# Task description
Take the material below and write it all out again exactly.

# Material shown
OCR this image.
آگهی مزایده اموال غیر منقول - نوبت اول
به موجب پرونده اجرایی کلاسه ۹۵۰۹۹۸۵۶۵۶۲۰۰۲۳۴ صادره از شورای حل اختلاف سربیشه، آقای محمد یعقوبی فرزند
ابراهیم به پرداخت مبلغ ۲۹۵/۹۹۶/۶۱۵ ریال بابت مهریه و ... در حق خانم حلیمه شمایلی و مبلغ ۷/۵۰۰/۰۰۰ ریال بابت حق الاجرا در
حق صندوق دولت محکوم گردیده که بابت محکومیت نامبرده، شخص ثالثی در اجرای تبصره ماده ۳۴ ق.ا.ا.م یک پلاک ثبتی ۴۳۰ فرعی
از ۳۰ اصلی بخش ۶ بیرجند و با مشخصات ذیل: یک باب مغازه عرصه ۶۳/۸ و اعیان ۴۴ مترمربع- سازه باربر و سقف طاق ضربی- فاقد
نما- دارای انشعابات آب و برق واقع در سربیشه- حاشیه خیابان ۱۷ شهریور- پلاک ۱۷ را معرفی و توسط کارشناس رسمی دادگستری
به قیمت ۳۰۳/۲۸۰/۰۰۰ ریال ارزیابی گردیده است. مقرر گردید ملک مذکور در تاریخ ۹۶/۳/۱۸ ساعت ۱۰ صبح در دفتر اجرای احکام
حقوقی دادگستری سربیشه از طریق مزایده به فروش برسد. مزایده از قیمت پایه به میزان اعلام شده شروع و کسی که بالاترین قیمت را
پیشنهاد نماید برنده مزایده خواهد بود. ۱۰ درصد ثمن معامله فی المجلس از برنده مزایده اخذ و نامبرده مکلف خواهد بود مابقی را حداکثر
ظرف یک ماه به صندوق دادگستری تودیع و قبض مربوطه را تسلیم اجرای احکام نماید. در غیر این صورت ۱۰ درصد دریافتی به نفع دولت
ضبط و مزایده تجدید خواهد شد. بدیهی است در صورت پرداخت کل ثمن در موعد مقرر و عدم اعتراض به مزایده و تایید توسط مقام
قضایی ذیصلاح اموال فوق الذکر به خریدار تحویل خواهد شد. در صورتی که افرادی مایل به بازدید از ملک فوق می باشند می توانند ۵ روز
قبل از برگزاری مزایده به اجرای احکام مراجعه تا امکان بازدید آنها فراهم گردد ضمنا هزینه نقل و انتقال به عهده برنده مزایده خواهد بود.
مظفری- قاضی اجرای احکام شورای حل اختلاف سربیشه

# Solution to this problem
OCR this image.
آگهی مزایده اموال غیر منقول - نوبت اول
به موجب پرونده اجرایی کلاسه ۹۵۰۹۹۸۵۶۵۶۲۰۰۲۳۴ صادره از شورای حل اختلاف سربیشه، آقای محمد یعقوبی فرزند
ابراهیم به پرداخت مبلغ ۲۹۵/۹۹۶/۶۱۵ ریال بابت مهریه و ... در حق خانم حلیمه شمایلی و مبلغ ۷/۵۰۰/۰۰۰ ریال بابت حق الاجرا در
حق صندوق دولت محکوم گردیده که بابت محکومیت نامبرده، شخص ثالثی در اجرای تبصره ماده ۳۴ ق.ا.ا.م یک پلاک ثبتی ۴۳۰ فرعی
از ۳۰ اصلی بخش ۶ بیرجند و با مشخصات ذیل: یک باب مغازه عرصه ۶۳/۸ و اعیان ۴۴ مترمربع- سازه باربر و سقف طاق ضربی- فاقد
نما- دارای انشعابات آب و برق واقع در سربیشه- حاشیه خیابان ۱۷ شهریور- پلاک ۱۷ را معرفی و توسط کارشناس رسمی دادگستری
به قیمت ۳۰۳/۲۸۰/۰۰۰ ریال ارزیابی گردیده است. مقرر گردید ملک مذکور در تاریخ ۹۶/۳/۱۸ ساعت ۱۰ صبح در دفتر اجرای احکام
حقوقی دادگستری سربیشه از طریق مزایده به فروش برسد. مزایده از قیمت پایه به میزان اعلام شده شروع و کسی که بالاترین قیمت را
پیشنهاد نماید برنده مزایده خواهد بود. ۱۰ درصد ثمن معامله فی المجلس از برنده مزایده اخذ و نامبرده مکلف خواهد بود مابقی را حداکثر
ظرف یک ماه به صندوق دادگستری تودیع و قبض مربوطه را تسلیم اجرای احکام نماید. در غیر این صورت ۱۰ درصد دریافتی به نفع دولت
ضبط و مزایده تجدید خواهد شد. بدیهی است در صورت پرداخت کل ثمن در موعد مقرر و عدم اعتراض به مزایده و تایید توسط مقام
قضایی ذیصلاح اموال فوق الذکر به خریدار تحویل خواهد شد. در صورتی که افرادی مایل به بازدید از ملک فوق می باشند می توانند ۵ روز
قبل از برگزاری مزایده به اجرای احکام مراجعه تا امکان بازدید آنها فراهم گردد ضمنا هزینه نقل و انتقال به عهده برنده مزایده خواهد بود.
مظفری- قاضی اجرای احکام شورای حل اختلاف سربیشه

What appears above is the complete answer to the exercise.